--- BEGIN ---
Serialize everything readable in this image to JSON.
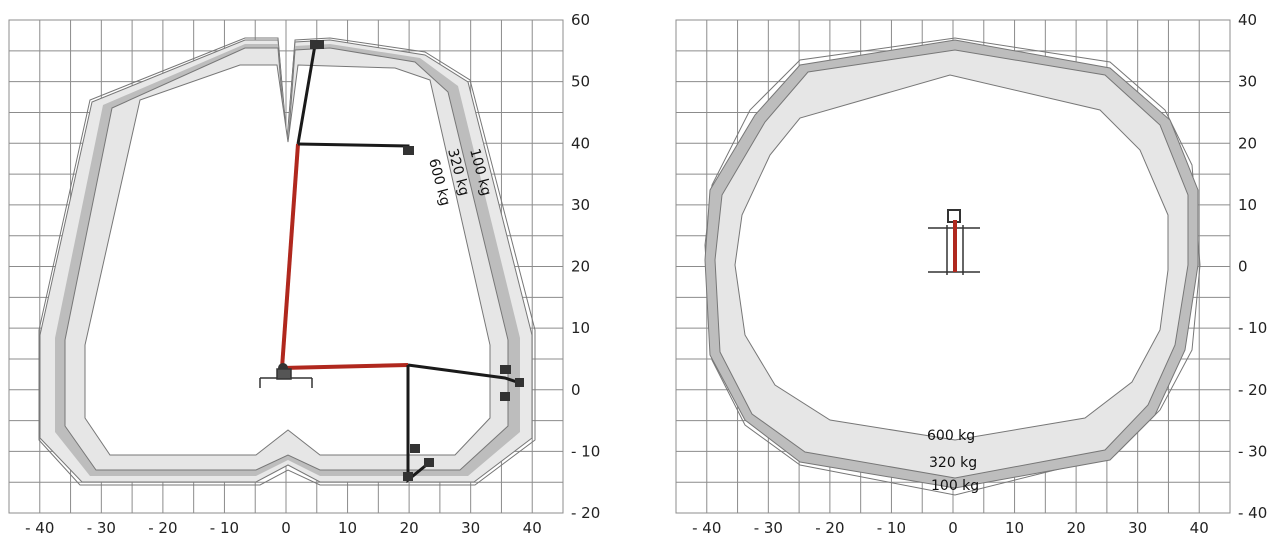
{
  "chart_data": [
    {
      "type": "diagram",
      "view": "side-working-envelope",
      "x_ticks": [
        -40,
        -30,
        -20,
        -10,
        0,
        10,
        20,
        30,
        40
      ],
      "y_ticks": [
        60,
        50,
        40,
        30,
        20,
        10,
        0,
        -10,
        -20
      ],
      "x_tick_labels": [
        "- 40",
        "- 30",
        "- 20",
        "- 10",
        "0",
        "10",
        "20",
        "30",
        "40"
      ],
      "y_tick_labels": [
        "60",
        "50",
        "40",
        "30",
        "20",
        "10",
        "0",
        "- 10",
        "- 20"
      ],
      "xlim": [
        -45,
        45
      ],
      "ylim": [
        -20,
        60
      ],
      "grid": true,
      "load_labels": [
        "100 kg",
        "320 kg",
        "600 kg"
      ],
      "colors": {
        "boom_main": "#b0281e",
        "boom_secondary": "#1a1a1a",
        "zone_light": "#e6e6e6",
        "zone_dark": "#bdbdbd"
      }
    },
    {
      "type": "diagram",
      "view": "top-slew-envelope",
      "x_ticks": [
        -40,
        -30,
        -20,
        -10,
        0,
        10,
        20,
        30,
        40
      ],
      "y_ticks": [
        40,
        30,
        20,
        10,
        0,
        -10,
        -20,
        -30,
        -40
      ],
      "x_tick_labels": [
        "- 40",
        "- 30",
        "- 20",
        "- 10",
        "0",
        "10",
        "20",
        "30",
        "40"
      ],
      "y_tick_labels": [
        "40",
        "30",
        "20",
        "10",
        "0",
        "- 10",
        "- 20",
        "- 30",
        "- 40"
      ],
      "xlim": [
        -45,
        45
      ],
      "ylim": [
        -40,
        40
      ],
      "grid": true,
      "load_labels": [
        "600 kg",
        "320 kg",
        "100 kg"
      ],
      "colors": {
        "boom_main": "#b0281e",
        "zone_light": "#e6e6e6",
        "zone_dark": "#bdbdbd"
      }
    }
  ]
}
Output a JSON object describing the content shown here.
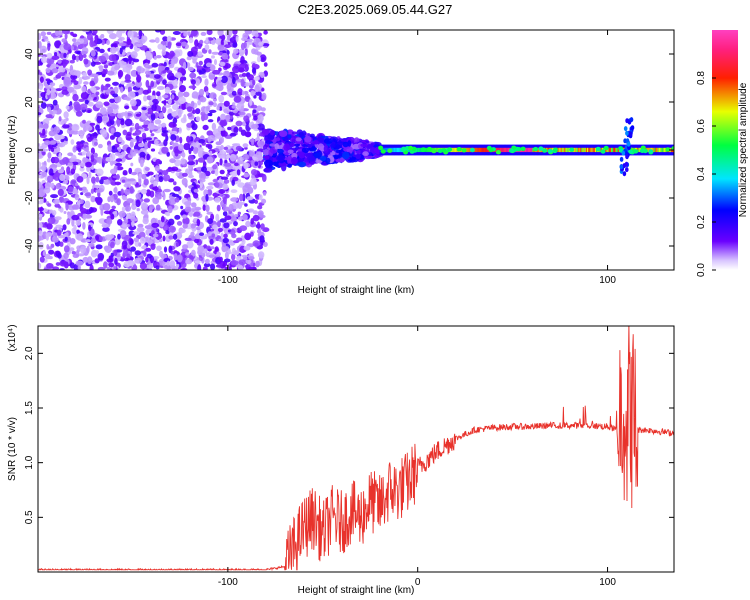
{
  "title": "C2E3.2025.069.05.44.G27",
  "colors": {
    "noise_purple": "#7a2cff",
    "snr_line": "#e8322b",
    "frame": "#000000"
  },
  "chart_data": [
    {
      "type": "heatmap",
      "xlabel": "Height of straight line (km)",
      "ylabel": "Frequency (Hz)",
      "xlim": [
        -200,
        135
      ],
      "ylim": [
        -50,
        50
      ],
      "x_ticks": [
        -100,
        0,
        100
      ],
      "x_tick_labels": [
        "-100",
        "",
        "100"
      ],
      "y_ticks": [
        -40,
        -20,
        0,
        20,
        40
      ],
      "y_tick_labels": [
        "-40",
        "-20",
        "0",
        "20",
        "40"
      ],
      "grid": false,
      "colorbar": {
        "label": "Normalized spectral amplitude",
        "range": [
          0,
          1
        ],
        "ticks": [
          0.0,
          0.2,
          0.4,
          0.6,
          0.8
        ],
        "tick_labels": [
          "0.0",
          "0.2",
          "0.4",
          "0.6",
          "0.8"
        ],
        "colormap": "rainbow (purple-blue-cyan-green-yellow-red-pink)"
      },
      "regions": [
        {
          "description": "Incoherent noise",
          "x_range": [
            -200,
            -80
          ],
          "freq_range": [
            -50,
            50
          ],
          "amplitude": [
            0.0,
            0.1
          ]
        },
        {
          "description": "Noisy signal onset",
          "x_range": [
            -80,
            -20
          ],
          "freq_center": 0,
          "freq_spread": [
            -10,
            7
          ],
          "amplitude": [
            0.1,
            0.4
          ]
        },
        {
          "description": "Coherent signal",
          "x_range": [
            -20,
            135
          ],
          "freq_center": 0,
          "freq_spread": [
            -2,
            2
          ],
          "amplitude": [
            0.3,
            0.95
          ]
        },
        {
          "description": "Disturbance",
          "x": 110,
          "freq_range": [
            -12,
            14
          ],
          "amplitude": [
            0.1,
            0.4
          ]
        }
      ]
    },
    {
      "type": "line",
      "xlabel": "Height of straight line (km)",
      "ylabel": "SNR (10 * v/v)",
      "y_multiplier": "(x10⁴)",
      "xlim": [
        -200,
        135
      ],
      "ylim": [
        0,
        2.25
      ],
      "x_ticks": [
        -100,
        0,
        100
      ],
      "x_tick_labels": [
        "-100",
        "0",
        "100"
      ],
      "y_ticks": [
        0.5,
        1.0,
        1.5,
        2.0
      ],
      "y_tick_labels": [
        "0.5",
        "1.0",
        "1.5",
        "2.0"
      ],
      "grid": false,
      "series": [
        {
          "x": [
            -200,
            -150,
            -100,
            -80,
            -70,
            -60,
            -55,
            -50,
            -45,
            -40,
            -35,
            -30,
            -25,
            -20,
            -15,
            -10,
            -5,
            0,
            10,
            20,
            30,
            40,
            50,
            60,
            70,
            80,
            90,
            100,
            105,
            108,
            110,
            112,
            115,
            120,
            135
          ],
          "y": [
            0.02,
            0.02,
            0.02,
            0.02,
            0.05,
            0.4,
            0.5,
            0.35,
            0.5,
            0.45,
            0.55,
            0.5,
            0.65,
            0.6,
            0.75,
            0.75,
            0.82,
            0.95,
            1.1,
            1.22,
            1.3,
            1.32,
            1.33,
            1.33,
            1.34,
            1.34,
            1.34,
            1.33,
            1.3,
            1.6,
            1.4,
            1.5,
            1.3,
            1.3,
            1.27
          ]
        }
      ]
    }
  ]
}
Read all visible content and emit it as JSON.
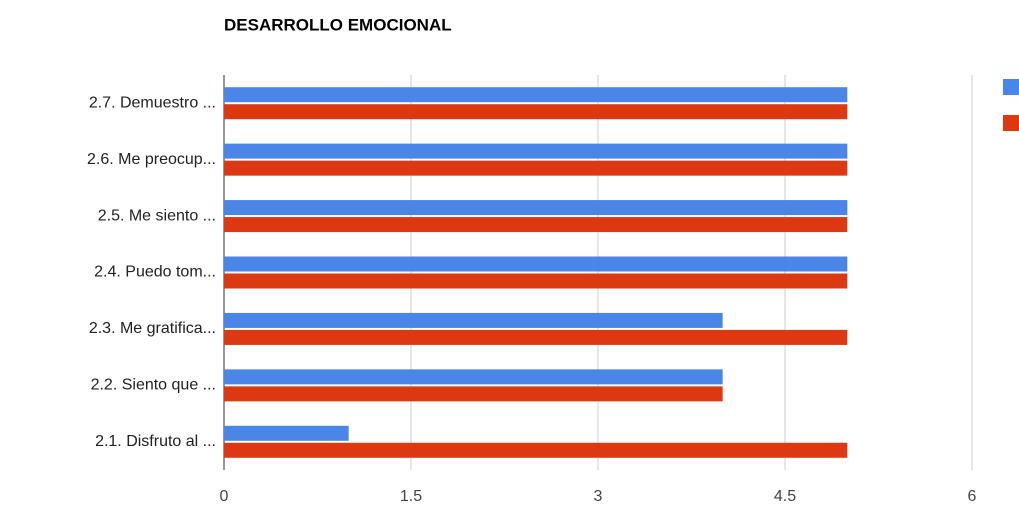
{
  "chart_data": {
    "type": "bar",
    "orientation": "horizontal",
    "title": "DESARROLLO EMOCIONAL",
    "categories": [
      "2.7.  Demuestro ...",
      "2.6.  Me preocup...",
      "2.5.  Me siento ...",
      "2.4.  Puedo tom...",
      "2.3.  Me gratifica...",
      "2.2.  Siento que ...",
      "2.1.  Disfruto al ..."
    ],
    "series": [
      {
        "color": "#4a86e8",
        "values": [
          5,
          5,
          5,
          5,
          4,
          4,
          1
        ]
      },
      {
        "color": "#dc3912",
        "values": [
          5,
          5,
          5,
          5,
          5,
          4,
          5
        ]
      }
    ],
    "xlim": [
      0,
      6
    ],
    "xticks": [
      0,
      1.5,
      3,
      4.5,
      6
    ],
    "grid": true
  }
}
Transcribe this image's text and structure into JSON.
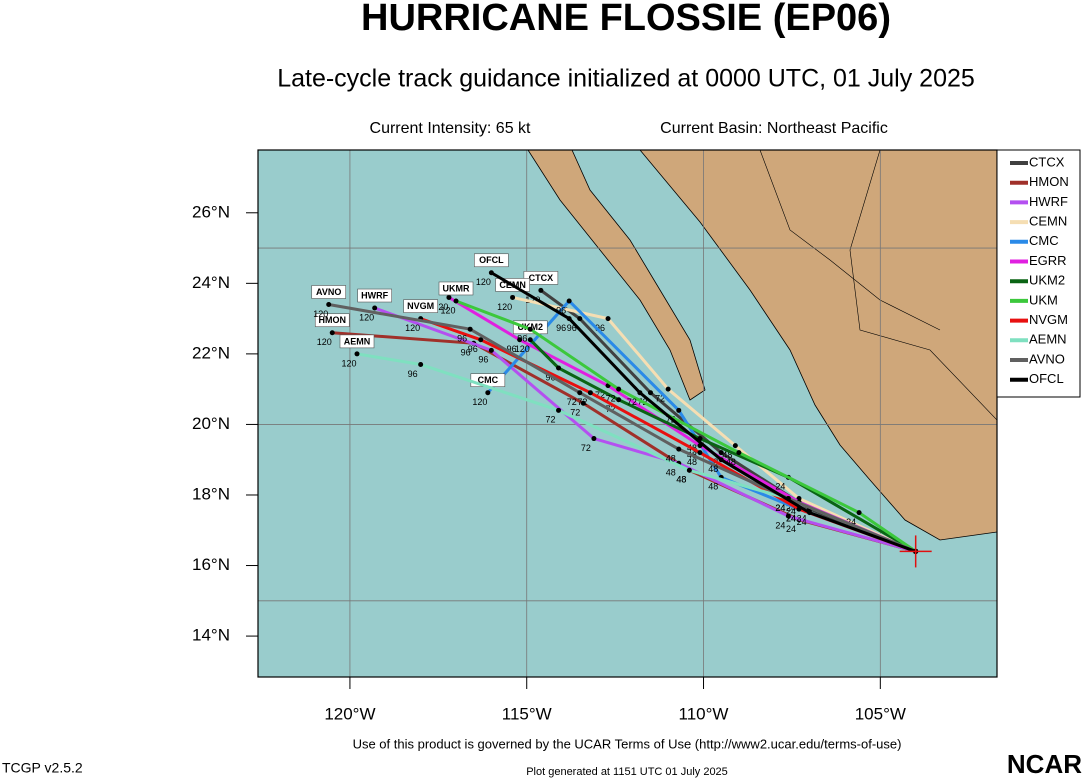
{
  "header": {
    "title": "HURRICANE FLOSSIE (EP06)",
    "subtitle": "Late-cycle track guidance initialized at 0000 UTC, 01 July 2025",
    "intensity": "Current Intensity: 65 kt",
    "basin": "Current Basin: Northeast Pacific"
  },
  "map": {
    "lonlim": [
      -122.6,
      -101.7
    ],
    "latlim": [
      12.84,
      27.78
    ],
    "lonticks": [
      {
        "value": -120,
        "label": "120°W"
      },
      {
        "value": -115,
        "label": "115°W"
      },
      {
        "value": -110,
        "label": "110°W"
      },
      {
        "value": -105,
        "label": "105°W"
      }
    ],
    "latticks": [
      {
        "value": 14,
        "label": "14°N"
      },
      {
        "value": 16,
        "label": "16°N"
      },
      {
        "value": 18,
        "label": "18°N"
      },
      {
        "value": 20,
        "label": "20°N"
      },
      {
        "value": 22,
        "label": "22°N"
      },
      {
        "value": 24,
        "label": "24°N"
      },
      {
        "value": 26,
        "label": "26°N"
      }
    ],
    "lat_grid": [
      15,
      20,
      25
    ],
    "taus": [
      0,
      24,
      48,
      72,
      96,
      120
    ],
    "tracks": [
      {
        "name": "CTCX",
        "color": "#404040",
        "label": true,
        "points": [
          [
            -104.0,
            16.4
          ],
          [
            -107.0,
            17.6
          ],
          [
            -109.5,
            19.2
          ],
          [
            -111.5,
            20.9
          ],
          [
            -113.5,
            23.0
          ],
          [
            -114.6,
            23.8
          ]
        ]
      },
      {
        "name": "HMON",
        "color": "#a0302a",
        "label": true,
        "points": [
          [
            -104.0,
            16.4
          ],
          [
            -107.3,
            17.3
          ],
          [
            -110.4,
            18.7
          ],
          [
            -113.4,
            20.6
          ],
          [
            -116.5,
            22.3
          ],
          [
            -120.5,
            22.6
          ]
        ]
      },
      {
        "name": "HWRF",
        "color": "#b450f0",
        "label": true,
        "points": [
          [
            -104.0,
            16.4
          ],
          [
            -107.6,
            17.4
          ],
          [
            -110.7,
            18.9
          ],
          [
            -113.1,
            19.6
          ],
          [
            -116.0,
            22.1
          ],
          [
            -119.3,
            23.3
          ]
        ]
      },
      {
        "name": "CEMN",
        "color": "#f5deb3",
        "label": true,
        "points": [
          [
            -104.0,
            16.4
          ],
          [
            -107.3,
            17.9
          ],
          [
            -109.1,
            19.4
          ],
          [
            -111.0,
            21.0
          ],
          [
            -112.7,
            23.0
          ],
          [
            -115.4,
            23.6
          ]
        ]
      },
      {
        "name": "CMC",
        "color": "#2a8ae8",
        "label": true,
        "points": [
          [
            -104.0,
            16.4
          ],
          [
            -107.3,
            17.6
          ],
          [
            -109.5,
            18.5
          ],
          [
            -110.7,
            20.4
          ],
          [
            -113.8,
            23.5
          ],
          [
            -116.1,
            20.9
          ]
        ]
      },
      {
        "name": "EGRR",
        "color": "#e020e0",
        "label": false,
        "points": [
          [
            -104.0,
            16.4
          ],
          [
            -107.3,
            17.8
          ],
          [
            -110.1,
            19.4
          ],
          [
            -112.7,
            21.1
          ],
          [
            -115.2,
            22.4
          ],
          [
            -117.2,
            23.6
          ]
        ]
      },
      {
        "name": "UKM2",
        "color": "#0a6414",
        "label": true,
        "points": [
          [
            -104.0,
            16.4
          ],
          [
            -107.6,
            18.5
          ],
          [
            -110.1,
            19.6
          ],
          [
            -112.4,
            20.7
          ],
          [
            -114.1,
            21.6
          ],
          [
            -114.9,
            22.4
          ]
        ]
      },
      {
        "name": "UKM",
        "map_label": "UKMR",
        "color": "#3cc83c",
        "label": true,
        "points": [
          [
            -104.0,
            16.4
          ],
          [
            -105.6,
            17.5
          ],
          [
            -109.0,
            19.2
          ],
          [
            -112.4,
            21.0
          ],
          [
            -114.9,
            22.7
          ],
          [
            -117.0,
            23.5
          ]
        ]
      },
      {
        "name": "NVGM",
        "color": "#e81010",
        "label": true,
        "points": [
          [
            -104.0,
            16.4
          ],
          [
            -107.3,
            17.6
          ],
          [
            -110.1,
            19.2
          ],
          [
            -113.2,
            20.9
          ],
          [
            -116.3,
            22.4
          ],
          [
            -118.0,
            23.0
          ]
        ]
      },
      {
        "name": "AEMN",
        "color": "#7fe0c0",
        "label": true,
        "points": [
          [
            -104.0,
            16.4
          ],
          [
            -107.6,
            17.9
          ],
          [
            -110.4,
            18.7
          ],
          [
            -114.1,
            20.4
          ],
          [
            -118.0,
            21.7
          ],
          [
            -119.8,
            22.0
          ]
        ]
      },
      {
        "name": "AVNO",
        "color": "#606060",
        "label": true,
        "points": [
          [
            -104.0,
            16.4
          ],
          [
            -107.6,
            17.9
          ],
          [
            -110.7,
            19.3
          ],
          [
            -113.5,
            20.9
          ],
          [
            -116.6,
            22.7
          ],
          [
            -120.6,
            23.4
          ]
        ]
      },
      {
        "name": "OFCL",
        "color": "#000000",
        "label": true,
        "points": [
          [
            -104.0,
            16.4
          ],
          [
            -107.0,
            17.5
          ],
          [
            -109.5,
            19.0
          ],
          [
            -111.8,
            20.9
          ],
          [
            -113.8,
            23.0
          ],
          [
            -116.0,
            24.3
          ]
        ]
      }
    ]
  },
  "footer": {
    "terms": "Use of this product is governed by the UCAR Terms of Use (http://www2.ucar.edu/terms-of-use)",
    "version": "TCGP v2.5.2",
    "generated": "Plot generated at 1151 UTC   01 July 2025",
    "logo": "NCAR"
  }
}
--- END ---
▶ [Written request]: From the data above, show each line that contains "name".

▶ [Task answer]:
        "name": "CTCX",
        "name": "HMON",
        "name": "HWRF",
        "name": "CEMN",
        "name": "CMC",
        "name": "EGRR",
        "name": "UKM2",
        "name": "UKM",
        "name": "NVGM",
        "name": "AEMN",
        "name": "AVNO",
        "name": "OFCL",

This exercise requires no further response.